Identify each line in the records below that contains the word "godine", and copy it.

--- --- ---

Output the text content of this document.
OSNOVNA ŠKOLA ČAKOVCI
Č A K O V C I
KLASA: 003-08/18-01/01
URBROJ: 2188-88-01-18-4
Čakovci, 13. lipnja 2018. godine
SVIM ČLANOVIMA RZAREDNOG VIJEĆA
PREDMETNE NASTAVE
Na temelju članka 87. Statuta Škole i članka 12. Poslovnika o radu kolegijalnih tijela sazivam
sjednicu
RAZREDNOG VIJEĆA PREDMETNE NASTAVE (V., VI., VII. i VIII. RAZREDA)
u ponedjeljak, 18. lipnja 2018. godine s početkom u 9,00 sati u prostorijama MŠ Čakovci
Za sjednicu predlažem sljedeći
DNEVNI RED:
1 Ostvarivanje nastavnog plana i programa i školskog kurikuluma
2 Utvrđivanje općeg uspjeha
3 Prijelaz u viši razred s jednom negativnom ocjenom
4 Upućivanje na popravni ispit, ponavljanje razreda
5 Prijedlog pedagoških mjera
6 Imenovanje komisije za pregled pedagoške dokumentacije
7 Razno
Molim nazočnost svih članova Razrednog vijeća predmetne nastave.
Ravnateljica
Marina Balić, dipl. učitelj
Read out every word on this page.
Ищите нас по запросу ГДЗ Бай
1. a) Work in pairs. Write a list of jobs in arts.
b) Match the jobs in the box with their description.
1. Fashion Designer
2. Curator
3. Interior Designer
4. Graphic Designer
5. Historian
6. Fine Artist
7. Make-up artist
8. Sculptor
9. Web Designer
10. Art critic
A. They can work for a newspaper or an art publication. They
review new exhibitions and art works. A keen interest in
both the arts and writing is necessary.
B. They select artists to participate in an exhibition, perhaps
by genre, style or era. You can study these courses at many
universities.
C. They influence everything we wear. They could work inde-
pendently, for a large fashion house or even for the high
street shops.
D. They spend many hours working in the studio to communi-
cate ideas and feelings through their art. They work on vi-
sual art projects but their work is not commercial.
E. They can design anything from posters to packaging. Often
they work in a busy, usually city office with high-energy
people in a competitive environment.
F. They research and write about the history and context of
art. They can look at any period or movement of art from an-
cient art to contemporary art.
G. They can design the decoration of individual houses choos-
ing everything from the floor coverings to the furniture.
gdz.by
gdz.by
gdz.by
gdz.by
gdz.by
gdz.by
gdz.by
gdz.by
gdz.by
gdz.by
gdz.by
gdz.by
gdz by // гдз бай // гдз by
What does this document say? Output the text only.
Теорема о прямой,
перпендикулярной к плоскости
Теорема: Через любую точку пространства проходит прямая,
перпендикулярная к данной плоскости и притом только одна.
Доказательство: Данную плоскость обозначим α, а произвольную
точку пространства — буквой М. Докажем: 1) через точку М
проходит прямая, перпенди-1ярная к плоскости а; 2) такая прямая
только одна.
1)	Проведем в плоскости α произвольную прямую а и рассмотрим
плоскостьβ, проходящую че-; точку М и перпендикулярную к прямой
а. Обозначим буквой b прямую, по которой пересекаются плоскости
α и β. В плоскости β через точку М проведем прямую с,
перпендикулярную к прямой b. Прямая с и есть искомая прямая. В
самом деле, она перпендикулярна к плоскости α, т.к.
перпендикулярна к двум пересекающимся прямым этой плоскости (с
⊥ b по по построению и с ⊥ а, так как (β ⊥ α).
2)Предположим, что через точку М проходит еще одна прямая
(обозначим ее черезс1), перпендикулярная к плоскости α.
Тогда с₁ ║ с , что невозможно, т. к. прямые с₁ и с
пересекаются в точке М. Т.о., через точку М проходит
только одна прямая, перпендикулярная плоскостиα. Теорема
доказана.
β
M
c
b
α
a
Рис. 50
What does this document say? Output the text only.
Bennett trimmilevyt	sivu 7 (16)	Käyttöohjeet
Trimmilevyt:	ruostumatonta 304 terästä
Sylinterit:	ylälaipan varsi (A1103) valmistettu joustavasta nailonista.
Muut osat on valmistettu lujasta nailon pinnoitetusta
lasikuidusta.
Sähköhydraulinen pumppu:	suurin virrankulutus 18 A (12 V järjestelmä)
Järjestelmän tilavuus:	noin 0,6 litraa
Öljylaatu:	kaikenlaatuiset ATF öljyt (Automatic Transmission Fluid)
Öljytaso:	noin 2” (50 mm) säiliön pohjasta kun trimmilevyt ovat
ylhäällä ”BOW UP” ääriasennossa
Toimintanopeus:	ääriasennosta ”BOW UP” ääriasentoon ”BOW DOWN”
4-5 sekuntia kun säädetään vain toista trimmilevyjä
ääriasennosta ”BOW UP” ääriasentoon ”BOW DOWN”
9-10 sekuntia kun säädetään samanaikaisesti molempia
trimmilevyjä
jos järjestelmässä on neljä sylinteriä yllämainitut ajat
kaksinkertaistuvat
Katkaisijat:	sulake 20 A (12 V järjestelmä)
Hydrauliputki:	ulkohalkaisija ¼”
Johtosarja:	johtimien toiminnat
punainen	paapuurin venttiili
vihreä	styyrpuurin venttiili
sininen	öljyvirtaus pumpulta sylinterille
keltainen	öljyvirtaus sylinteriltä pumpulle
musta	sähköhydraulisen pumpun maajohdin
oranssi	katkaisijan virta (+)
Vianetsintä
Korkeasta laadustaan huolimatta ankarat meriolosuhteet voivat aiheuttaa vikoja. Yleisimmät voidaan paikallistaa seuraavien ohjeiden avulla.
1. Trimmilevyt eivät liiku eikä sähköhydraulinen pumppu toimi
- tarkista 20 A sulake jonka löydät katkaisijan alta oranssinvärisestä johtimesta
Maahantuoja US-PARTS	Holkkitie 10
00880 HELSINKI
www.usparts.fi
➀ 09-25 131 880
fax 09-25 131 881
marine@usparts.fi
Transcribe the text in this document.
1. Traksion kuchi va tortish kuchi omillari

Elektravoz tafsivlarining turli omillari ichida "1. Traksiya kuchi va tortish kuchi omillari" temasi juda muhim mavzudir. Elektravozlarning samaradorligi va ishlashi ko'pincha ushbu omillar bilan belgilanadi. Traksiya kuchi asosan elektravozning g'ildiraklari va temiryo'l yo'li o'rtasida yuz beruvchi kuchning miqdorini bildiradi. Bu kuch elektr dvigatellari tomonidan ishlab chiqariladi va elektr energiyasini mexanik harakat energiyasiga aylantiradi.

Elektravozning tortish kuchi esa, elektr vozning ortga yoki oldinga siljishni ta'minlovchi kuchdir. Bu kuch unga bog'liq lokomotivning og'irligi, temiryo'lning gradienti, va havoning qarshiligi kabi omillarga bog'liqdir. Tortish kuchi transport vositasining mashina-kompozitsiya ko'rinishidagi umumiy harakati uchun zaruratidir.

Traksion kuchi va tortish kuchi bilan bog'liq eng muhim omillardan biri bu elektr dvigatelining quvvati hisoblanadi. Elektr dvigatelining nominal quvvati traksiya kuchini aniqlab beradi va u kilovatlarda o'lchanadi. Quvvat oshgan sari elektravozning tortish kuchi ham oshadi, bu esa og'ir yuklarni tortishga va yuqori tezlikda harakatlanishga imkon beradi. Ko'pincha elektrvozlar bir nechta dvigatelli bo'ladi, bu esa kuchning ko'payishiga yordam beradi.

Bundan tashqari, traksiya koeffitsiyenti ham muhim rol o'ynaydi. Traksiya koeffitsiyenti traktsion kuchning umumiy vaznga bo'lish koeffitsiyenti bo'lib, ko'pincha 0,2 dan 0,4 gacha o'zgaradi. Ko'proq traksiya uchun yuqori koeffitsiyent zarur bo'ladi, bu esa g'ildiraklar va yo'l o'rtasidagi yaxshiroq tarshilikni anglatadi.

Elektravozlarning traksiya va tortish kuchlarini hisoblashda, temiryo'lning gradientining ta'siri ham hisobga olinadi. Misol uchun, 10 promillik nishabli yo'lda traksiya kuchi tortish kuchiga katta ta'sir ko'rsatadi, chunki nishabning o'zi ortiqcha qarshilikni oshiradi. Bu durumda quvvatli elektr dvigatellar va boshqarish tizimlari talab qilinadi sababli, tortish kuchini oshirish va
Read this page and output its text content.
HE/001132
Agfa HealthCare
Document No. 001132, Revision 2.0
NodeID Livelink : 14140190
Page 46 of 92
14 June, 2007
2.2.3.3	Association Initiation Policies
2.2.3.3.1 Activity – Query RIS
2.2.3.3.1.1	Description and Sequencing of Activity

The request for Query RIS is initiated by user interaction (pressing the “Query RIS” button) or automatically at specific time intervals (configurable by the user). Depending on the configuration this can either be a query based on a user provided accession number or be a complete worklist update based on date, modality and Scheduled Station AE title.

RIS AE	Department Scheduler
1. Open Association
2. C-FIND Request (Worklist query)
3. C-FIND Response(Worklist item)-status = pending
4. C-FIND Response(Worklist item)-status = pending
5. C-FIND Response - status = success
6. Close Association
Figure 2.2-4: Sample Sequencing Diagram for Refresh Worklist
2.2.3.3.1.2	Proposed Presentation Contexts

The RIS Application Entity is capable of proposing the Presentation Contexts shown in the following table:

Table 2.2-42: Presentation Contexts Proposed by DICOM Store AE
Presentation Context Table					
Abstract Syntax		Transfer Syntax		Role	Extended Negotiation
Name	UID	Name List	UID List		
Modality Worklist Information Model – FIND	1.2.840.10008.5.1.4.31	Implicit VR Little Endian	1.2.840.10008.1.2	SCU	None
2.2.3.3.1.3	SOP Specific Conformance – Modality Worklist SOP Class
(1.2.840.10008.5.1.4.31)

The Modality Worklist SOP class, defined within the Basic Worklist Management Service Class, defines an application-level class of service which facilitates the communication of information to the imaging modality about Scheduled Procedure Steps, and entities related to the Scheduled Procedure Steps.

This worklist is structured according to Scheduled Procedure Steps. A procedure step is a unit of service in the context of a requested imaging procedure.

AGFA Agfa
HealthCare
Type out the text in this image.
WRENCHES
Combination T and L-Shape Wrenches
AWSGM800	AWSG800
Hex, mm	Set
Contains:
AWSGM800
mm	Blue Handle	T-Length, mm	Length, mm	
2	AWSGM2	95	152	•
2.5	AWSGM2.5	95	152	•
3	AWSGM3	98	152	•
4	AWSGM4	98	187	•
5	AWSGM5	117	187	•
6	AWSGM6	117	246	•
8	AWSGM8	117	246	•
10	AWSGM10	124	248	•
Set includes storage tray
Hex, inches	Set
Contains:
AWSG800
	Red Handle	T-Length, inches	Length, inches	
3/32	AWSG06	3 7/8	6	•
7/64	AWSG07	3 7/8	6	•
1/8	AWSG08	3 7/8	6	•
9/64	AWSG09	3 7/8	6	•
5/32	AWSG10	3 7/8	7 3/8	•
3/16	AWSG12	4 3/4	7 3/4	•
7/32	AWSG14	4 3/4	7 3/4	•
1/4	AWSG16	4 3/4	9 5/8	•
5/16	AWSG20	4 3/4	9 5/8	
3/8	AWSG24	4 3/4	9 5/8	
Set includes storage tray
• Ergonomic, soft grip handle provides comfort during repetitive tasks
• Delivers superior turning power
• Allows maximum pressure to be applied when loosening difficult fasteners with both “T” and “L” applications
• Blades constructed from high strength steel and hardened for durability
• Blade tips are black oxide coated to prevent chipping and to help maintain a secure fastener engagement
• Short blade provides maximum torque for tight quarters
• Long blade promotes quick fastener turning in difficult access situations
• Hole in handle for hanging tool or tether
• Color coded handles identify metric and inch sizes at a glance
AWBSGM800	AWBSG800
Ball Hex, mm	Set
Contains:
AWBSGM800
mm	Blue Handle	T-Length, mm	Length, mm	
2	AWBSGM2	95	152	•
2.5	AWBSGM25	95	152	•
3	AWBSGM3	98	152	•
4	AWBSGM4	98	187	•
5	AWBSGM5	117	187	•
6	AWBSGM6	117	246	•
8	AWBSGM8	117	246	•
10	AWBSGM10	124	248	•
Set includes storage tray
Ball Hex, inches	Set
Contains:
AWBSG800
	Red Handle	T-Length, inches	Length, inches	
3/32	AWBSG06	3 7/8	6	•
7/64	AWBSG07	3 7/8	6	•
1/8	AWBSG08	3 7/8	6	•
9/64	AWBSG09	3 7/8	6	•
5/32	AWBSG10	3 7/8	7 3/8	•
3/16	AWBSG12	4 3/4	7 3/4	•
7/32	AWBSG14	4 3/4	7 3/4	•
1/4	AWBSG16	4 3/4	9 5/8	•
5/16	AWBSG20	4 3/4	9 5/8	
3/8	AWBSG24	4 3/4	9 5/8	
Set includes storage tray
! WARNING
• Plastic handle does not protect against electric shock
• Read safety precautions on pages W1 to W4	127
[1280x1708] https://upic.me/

--- --- ---

● **Task result**:
Čakovci, 13. lipnja 2018. godine
u ponedjeljak, 18. lipnja 2018. godine s početkom u 9,00 sati u prostorijama MŠ Čakovci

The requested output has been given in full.